WORK TO COMPLETE: Gather all lines containing the string "民政系统省劳动模范" and copy them out.

RAW DATA:
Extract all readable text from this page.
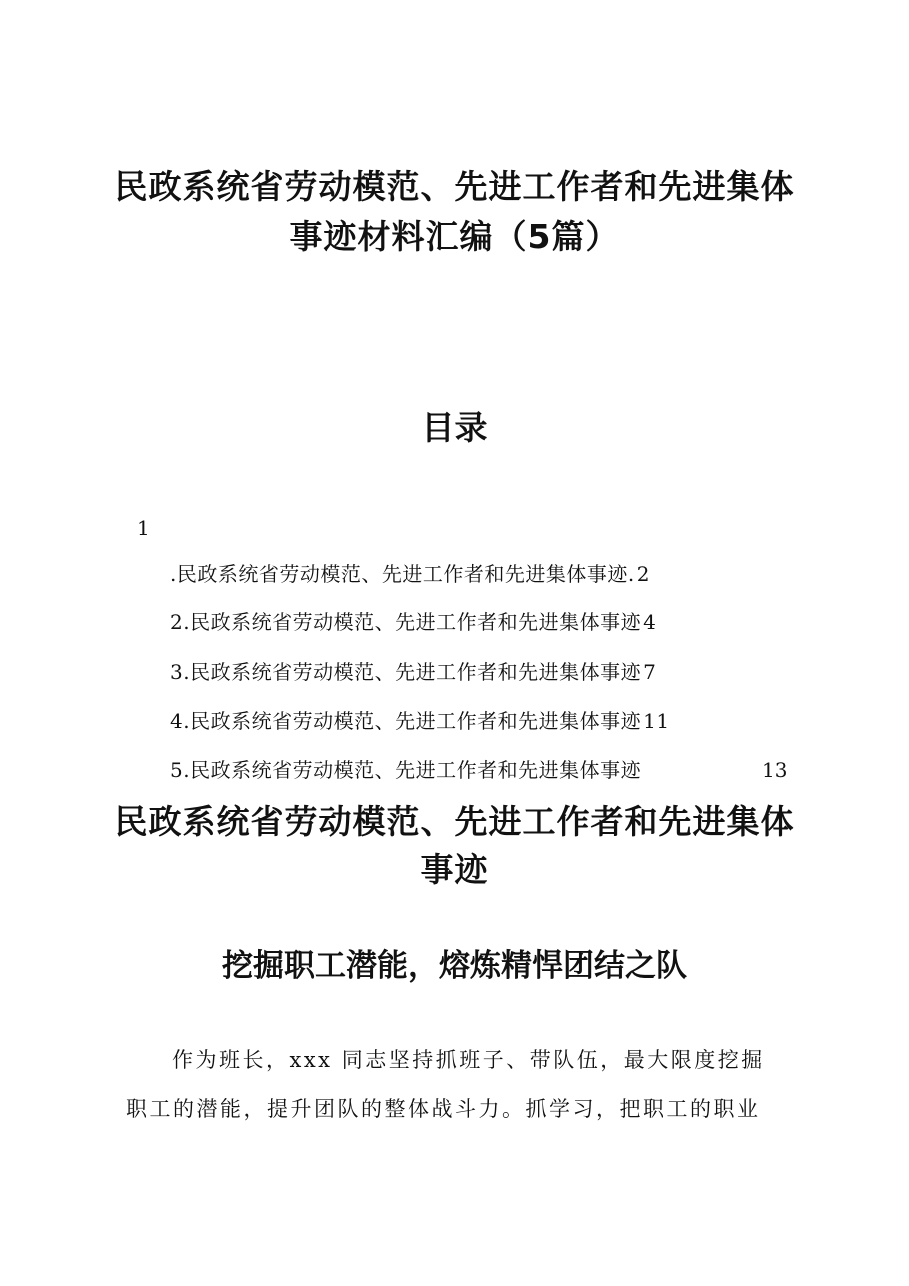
民政系统省劳动模范、先进工作者和先进集体
事迹材料汇编（5篇）
目录
1
.民政系统省劳动模范、先进工作者和先进集体事迹. 2
2.民政系统省劳动模范、先进工作者和先进集体事迹 4
3.民政系统省劳动模范、先进工作者和先进集体事迹 7
4.民政系统省劳动模范、先进工作者和先进集体事迹 11
5.民政系统省劳动模范、先进工作者和先进集体事迹	13
民政系统省劳动模范、先进工作者和先进集体
事迹
挖掘职工潜能，熔炼精悍团结之队
作为班长，xxx 同志坚持抓班子、带队伍，最大限度挖掘
职工的潜能，提升团队的整体战斗力。抓学习，把职工的职业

EXPECTED ANSWER:
民政系统省劳动模范、先进工作者和先进集体
.民政系统省劳动模范、先进工作者和先进集体事迹. 2
2.民政系统省劳动模范、先进工作者和先进集体事迹 4
3.民政系统省劳动模范、先进工作者和先进集体事迹 7
4.民政系统省劳动模范、先进工作者和先进集体事迹 11
5.民政系统省劳动模范、先进工作者和先进集体事迹	13
民政系统省劳动模范、先进工作者和先进集体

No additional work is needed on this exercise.